Instruction
Write the data below out exactly as it stands. Do not include the pictures.

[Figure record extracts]

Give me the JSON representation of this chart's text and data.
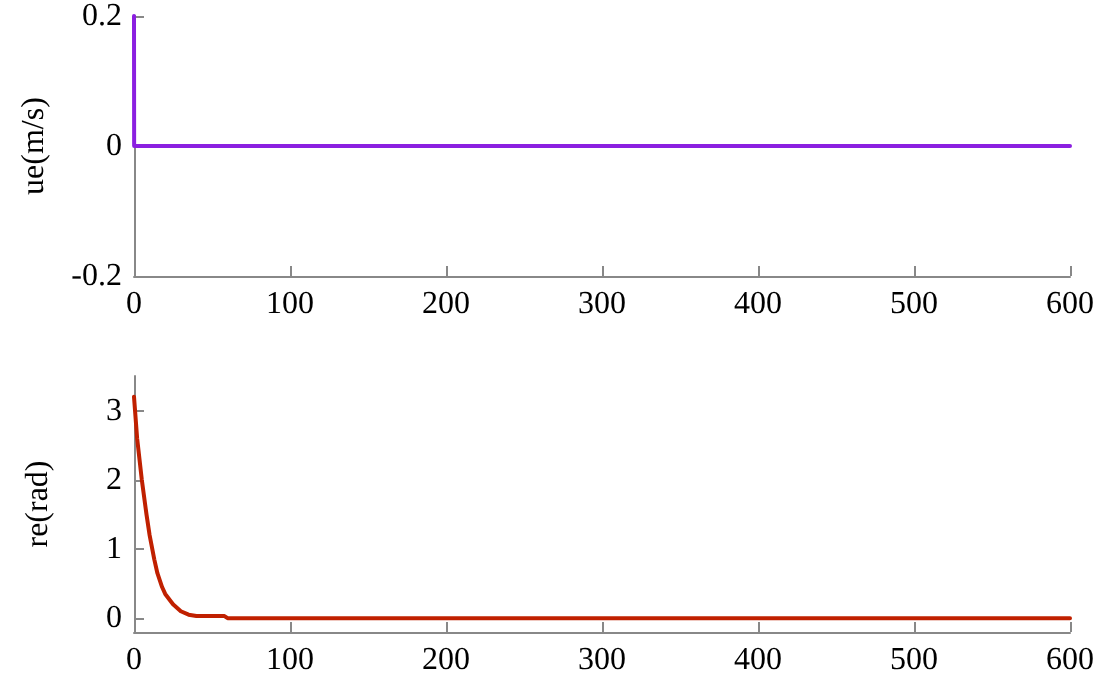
{
  "chart_data": [
    {
      "type": "line",
      "ylabel": "ue(m/s)",
      "x": [
        0,
        0.1,
        600
      ],
      "series": [
        {
          "color": "#8b1fe0",
          "values": [
            0.2,
            0,
            0
          ]
        }
      ],
      "xlim": [
        0,
        600
      ],
      "xticks": [
        0,
        100,
        200,
        300,
        400,
        500,
        600
      ],
      "ylim": [
        -0.2,
        0.2
      ],
      "yticks": [
        -0.2,
        0,
        0.2
      ],
      "grid": false,
      "marker": "none"
    },
    {
      "type": "line",
      "ylabel": "re(rad)",
      "x": [
        0,
        2,
        5,
        8,
        10,
        13,
        15,
        18,
        20,
        25,
        30,
        35,
        40,
        50,
        58,
        60,
        600
      ],
      "series": [
        {
          "color": "#c02000",
          "values": [
            3.2,
            2.6,
            2.0,
            1.5,
            1.2,
            0.85,
            0.65,
            0.45,
            0.35,
            0.2,
            0.1,
            0.05,
            0.03,
            0.03,
            0.03,
            0,
            0
          ]
        }
      ],
      "xlim": [
        0,
        600
      ],
      "xticks": [
        0,
        100,
        200,
        300,
        400,
        500,
        600
      ],
      "ylim": [
        -0.2,
        3.5
      ],
      "yticks": [
        0,
        1,
        2,
        3
      ],
      "grid": false,
      "marker": "none"
    }
  ]
}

Solution for this task
Give me the JSON representation of this chart's text and data.
{
  "chart_data": [
    {
      "type": "line",
      "ylabel": "ue(m/s)",
      "x": [
        0,
        0.1,
        600
      ],
      "series": [
        {
          "color": "#8b1fe0",
          "values": [
            0.2,
            0,
            0
          ]
        }
      ],
      "xlim": [
        0,
        600
      ],
      "xticks": [
        0,
        100,
        200,
        300,
        400,
        500,
        600
      ],
      "ylim": [
        -0.2,
        0.2
      ],
      "yticks": [
        -0.2,
        0,
        0.2
      ],
      "grid": false,
      "marker": "none"
    },
    {
      "type": "line",
      "ylabel": "re(rad)",
      "x": [
        0,
        2,
        5,
        8,
        10,
        13,
        15,
        18,
        20,
        25,
        30,
        35,
        40,
        50,
        58,
        60,
        600
      ],
      "series": [
        {
          "color": "#c02000",
          "values": [
            3.2,
            2.6,
            2.0,
            1.5,
            1.2,
            0.85,
            0.65,
            0.45,
            0.35,
            0.2,
            0.1,
            0.05,
            0.03,
            0.03,
            0.03,
            0,
            0
          ]
        }
      ],
      "xlim": [
        0,
        600
      ],
      "xticks": [
        0,
        100,
        200,
        300,
        400,
        500,
        600
      ],
      "ylim": [
        -0.2,
        3.5
      ],
      "yticks": [
        0,
        1,
        2,
        3
      ],
      "grid": false,
      "marker": "none"
    }
  ]
}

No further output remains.